▸ Image element box lines:
· · · · · · ·

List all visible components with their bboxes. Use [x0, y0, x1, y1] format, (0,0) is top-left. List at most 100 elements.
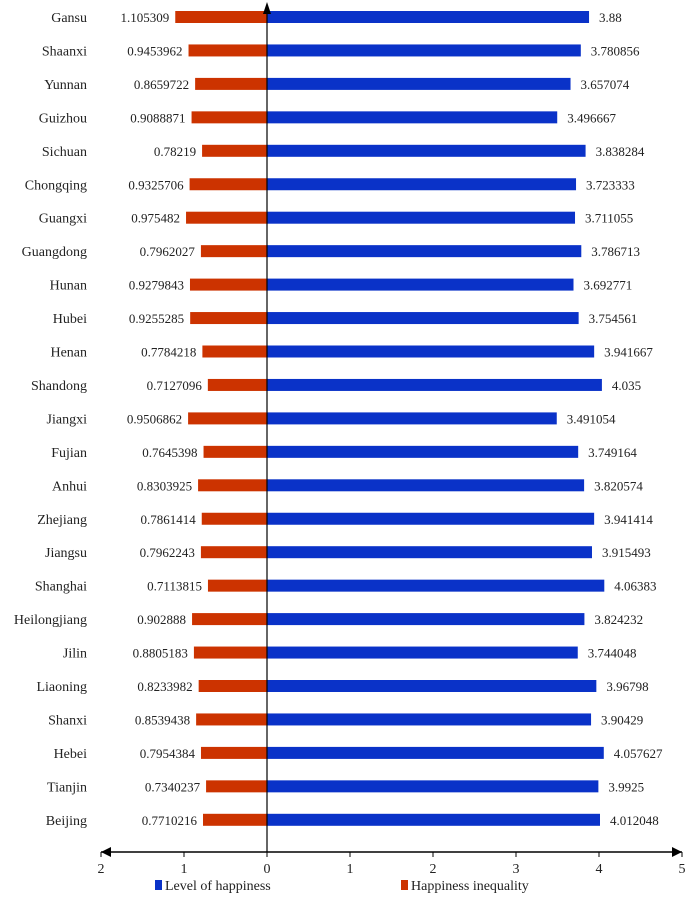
happiness-bar	[267, 212, 575, 224]
happiness-bar	[267, 680, 596, 692]
x-tick-label: 4	[596, 862, 603, 877]
happiness-bar	[267, 513, 594, 525]
inequality-bar	[192, 613, 267, 625]
happiness-value-label: 3.88	[599, 10, 622, 25]
category-label: Shanxi	[48, 713, 87, 728]
happiness-value-label: 3.941414	[604, 512, 653, 527]
category-label: Hubei	[53, 312, 87, 327]
happiness-value-label: 3.90429	[601, 712, 643, 727]
happiness-bar	[267, 379, 602, 391]
category-label: Yunnan	[44, 78, 87, 93]
category-label: Jilin	[63, 647, 87, 662]
legend-label-happiness: Level of happiness	[165, 879, 271, 894]
happiness-bar	[267, 713, 591, 725]
inequality-bar	[208, 580, 267, 592]
inequality-bar	[190, 279, 267, 291]
inequality-bar	[203, 814, 267, 826]
happiness-value-label: 3.496667	[567, 110, 616, 125]
x-tick-label: 0	[264, 862, 271, 877]
inequality-value-label: 0.7340237	[145, 779, 201, 794]
legend-swatch-happiness	[155, 880, 162, 890]
inequality-bar	[192, 111, 267, 123]
inequality-bar	[204, 446, 267, 458]
happiness-bar	[267, 312, 579, 324]
inequality-value-label: 0.8539438	[135, 712, 190, 727]
inequality-bar	[186, 212, 267, 224]
category-label: Anhui	[52, 479, 87, 494]
happiness-value-label: 3.838284	[596, 144, 645, 159]
inequality-value-label: 0.7127096	[147, 378, 203, 393]
category-label: Zhejiang	[37, 513, 87, 528]
inequality-bar	[208, 379, 267, 391]
happiness-bar	[267, 279, 574, 291]
category-label: Fujian	[51, 446, 87, 461]
category-label: Hebei	[54, 747, 88, 762]
x-tick-label: 5	[679, 862, 685, 877]
category-label: Shanghai	[35, 580, 87, 595]
happiness-bar	[267, 546, 592, 558]
inequality-value-label: 0.975482	[131, 211, 180, 226]
happiness-value-label: 3.692771	[584, 278, 633, 293]
x-tick-label: 1	[347, 862, 354, 877]
inequality-bar	[202, 346, 267, 358]
inequality-bar	[190, 178, 267, 190]
inequality-value-label: 0.7962243	[140, 545, 195, 560]
inequality-bar	[201, 245, 267, 257]
category-label: Chongqing	[25, 178, 87, 193]
inequality-bar	[202, 513, 267, 525]
happiness-bar	[267, 412, 557, 424]
happiness-bar	[267, 780, 598, 792]
happiness-bar	[267, 245, 581, 257]
inequality-value-label: 0.8659722	[134, 77, 189, 92]
inequality-bar	[201, 747, 267, 759]
inequality-bar	[199, 680, 267, 692]
category-label: Guizhou	[39, 111, 87, 126]
x-tick-label: 3	[513, 862, 520, 877]
category-label: Jiangxi	[47, 412, 88, 427]
category-label: Liaoning	[36, 680, 87, 695]
category-label: Tianjin	[47, 780, 87, 795]
happiness-bar	[267, 446, 578, 458]
happiness-value-label: 3.96798	[606, 679, 648, 694]
inequality-value-label: 0.7861414	[141, 512, 197, 527]
category-label: Shaanxi	[42, 44, 87, 59]
inequality-bar	[202, 145, 267, 157]
happiness-bar	[267, 145, 586, 157]
inequality-value-label: 0.9453962	[127, 43, 182, 58]
happiness-bar	[267, 111, 557, 123]
happiness-bar	[267, 814, 600, 826]
inequality-value-label: 0.7645398	[142, 445, 197, 460]
category-label: Beijing	[46, 814, 87, 829]
inequality-bar	[175, 11, 267, 23]
happiness-value-label: 4.012048	[610, 813, 659, 828]
happiness-bar	[267, 613, 584, 625]
legend-swatch-inequality	[401, 880, 408, 890]
happiness-value-label: 3.820574	[594, 478, 643, 493]
happiness-value-label: 3.9925	[608, 779, 644, 794]
inequality-value-label: 0.7954384	[140, 746, 196, 761]
category-label: Shandong	[31, 379, 87, 394]
category-label: Guangdong	[22, 245, 87, 260]
happiness-value-label: 3.749164	[588, 445, 637, 460]
inequality-bar	[201, 546, 267, 558]
happiness-bar	[267, 178, 576, 190]
inequality-bar	[196, 713, 267, 725]
category-label: Sichuan	[42, 145, 87, 160]
inequality-value-label: 0.7710216	[142, 813, 198, 828]
happiness-value-label: 3.657074	[581, 77, 630, 92]
x-tick-label: 2	[430, 862, 437, 877]
happiness-value-label: 3.824232	[594, 612, 643, 627]
happiness-value-label: 3.744048	[588, 646, 637, 661]
inequality-value-label: 0.9325706	[128, 177, 184, 192]
happiness-bar	[267, 78, 571, 90]
happiness-bar	[267, 580, 604, 592]
axis-arrow-left	[101, 847, 111, 857]
inequality-value-label: 0.9279843	[129, 278, 184, 293]
inequality-value-label: 0.7113815	[147, 579, 202, 594]
happiness-bar	[267, 346, 594, 358]
category-label: Jiangsu	[45, 546, 87, 561]
category-label: Henan	[50, 346, 87, 361]
inequality-value-label: 1.105309	[121, 10, 170, 25]
category-label: Gansu	[51, 11, 87, 26]
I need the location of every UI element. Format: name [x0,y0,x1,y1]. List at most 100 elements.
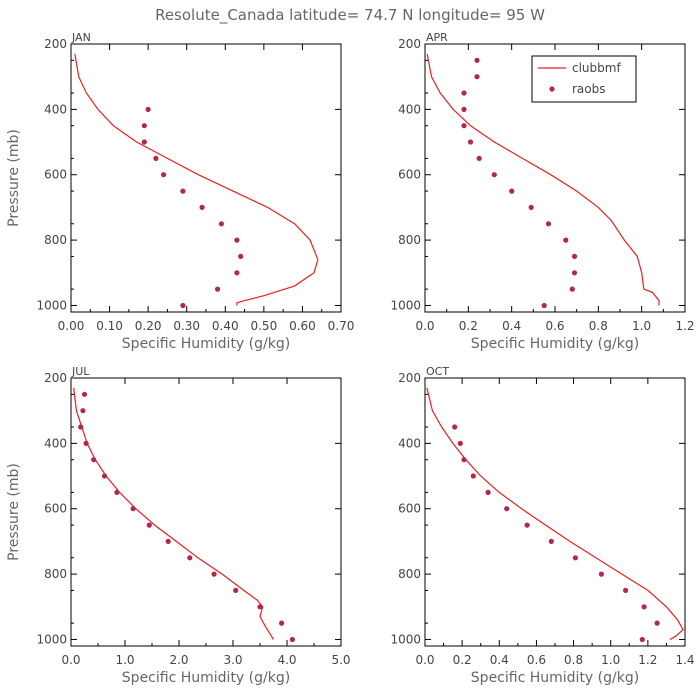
oct-xtick-label-2: 0.4 [490,653,509,667]
jan-xtick-label-2: 0.20 [135,319,162,333]
apr-xtick-label-6: 1.2 [675,319,694,333]
jul-xtick-label-2: 2.0 [169,653,188,667]
oct-raobs-point-5 [504,506,510,512]
apr-series-clubbmf-line [426,53,660,306]
oct-x-axis-label: Specific Humidity (g/kg) [471,670,639,686]
panel-jul: 0.0 1.0 2.0 3.0 4.0 5.0 200 400 600 800 1000 JUL Spe… [6,365,351,686]
oct-raobs-point-13 [639,636,645,643]
jan-raobs-point-5 [180,188,186,194]
apr-ytick-label-3: 800 [398,233,421,247]
jul-x-axis-label: Specific Humidity (g/kg) [122,670,290,686]
apr-raobs-point-9 [528,204,534,210]
jan-raobs-point-2 [141,139,147,145]
panel-oct: 0.0 0.2 0.4 0.6 0.8 1.0 1.2 1.4 200 400 600 800 1000… [390,365,694,686]
oct-raobs-point-12 [654,620,660,626]
jul-xtick-label-5: 5.0 [331,653,350,667]
apr-raobs-point-1 [474,74,480,80]
legend-clubbmf-label: clubbmf [572,61,621,75]
oct-xtick-label-5: 1.0 [601,653,620,667]
oct-raobs-point-11 [641,604,647,610]
apr-panel-title: APR [426,31,448,44]
jul-raobs-point-8 [146,522,152,528]
jul-xtick-label-0: 0.0 [61,653,80,667]
oct-ytick-label-4: 1000 [390,632,421,646]
jul-raobs-point-3 [83,440,89,446]
oct-series-clubbmf-line [426,387,684,641]
jul-raobs-point-0 [81,391,88,397]
jul-raobs-point-9 [165,538,171,545]
apr-raobs-point-5 [467,139,474,145]
jul-raobs-point-12 [233,587,239,594]
legend-raobs-swatch [549,86,555,92]
apr-legend: clubbmf raobs [531,55,637,103]
jan-xtick-label-4: 0.40 [212,319,239,333]
apr-raobs-point-14 [569,286,575,292]
jan-raobs-point-10 [234,270,240,276]
jan-raobs-point-8 [234,237,240,243]
oct-raobs-point-2 [461,457,467,463]
panel-apr: 0.0 0.2 0.4 0.6 0.8 1.0 1.2 200 400 600 800 1000 APR… [390,31,694,352]
oct-xtick-label-6: 1.2 [638,653,657,667]
oct-xtick-label-0: 0.0 [415,653,434,667]
jan-ytick-label-0: 200 [44,37,67,51]
apr-xtick-label-2: 0.4 [502,319,521,333]
oct-raobs-point-1 [457,440,463,446]
figure-title: Resolute_Canada latitude= 74.7 N longitu… [155,6,545,25]
jul-raobs-point-6 [114,489,120,495]
jul-ytick-label-3: 800 [44,567,67,581]
apr-raobs-point-11 [563,237,569,243]
oct-raobs-point-3 [470,473,476,479]
jan-panel-title: JAN [71,31,91,44]
jul-raobs-point-10 [187,555,193,561]
oct-raobs-point-9 [598,571,605,577]
jul-raobs-point-11 [211,571,217,577]
jul-ytick-label-1: 400 [44,436,67,450]
apr-raobs-point-6 [476,155,482,161]
apr-xtick-label-4: 0.8 [589,319,608,333]
jul-raobs-point-4 [91,457,97,463]
oct-raobs-point-7 [548,538,554,545]
jan-xtick-label-6: 0.60 [289,319,316,333]
oct-xtick-label-7: 1.4 [675,653,694,667]
jan-raobs-point-11 [215,286,221,292]
oct-ytick-label-3: 800 [398,567,421,581]
legend-box [531,55,637,103]
jan-raobs-point-7 [218,221,224,227]
jan-xtick-label-3: 0.30 [173,319,200,333]
apr-xtick-label-5: 1.0 [632,319,651,333]
oct-xtick-label-3: 0.6 [527,653,546,667]
jul-ytick-label-2: 600 [44,502,67,516]
apr-x-axis-label: Specific Humidity (g/kg) [471,336,639,352]
jul-raobs-point-5 [101,473,108,479]
oct-raobs-point-10 [623,587,629,594]
oct-ytick-label-2: 600 [398,502,421,516]
apr-xtick-label-3: 0.6 [545,319,564,333]
jul-xtick-label-4: 4.0 [277,653,296,667]
apr-raobs-point-4 [461,123,467,129]
oct-panel-title: OCT [426,365,449,378]
jan-raobs-point-12 [180,302,186,309]
jan-ytick-label-1: 400 [44,102,67,116]
apr-xtick-label-1: 0.2 [459,319,478,333]
jul-xtick-label-1: 1.0 [115,653,134,667]
apr-raobs-point-8 [509,188,515,194]
jan-y-axis-label: Pressure (mb) [6,129,22,227]
jul-series-clubbmf-line [73,387,275,640]
apr-xtick-label-0: 0.0 [415,319,434,333]
jan-raobs-point-9 [238,253,244,259]
oct-ytick-label-1: 400 [398,436,421,450]
jan-ytick-label-4: 1000 [36,298,67,312]
jan-xtick-label-7: 0.70 [328,319,355,333]
oct-xtick-label-1: 0.2 [453,653,472,667]
jan-ytick-label-2: 600 [44,168,67,182]
apr-raobs-point-7 [491,172,497,178]
apr-raobs-point-3 [461,106,467,112]
jan-ytick-label-3: 800 [44,233,67,247]
jul-raobs-point-13 [257,604,263,610]
oct-ytick-label-0: 200 [398,371,421,385]
apr-ytick-label-4: 1000 [390,298,421,312]
apr-raobs-point-13 [571,270,578,276]
apr-raobs-point-10 [545,221,552,227]
apr-ytick-label-0: 200 [398,37,421,51]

· · · · · · ·

▸ WHAT YOU NEED TO DO: Copy out the lines starting at the one containing "212, 575, 224]" and ending at the one containing "713, 87, 728]", with "category-label" changed to "province-label" and nothing else altered.

▸ RESULT OF THIS TASK:
happiness-bar	[267, 212, 575, 224]
happiness-bar	[267, 680, 596, 692]
x-tick-label: 4	[596, 862, 603, 877]
happiness-bar	[267, 513, 594, 525]
inequality-bar	[192, 613, 267, 625]
happiness-value-label: 3.88	[599, 10, 622, 25]
province-label: Shanxi	[48, 713, 87, 728]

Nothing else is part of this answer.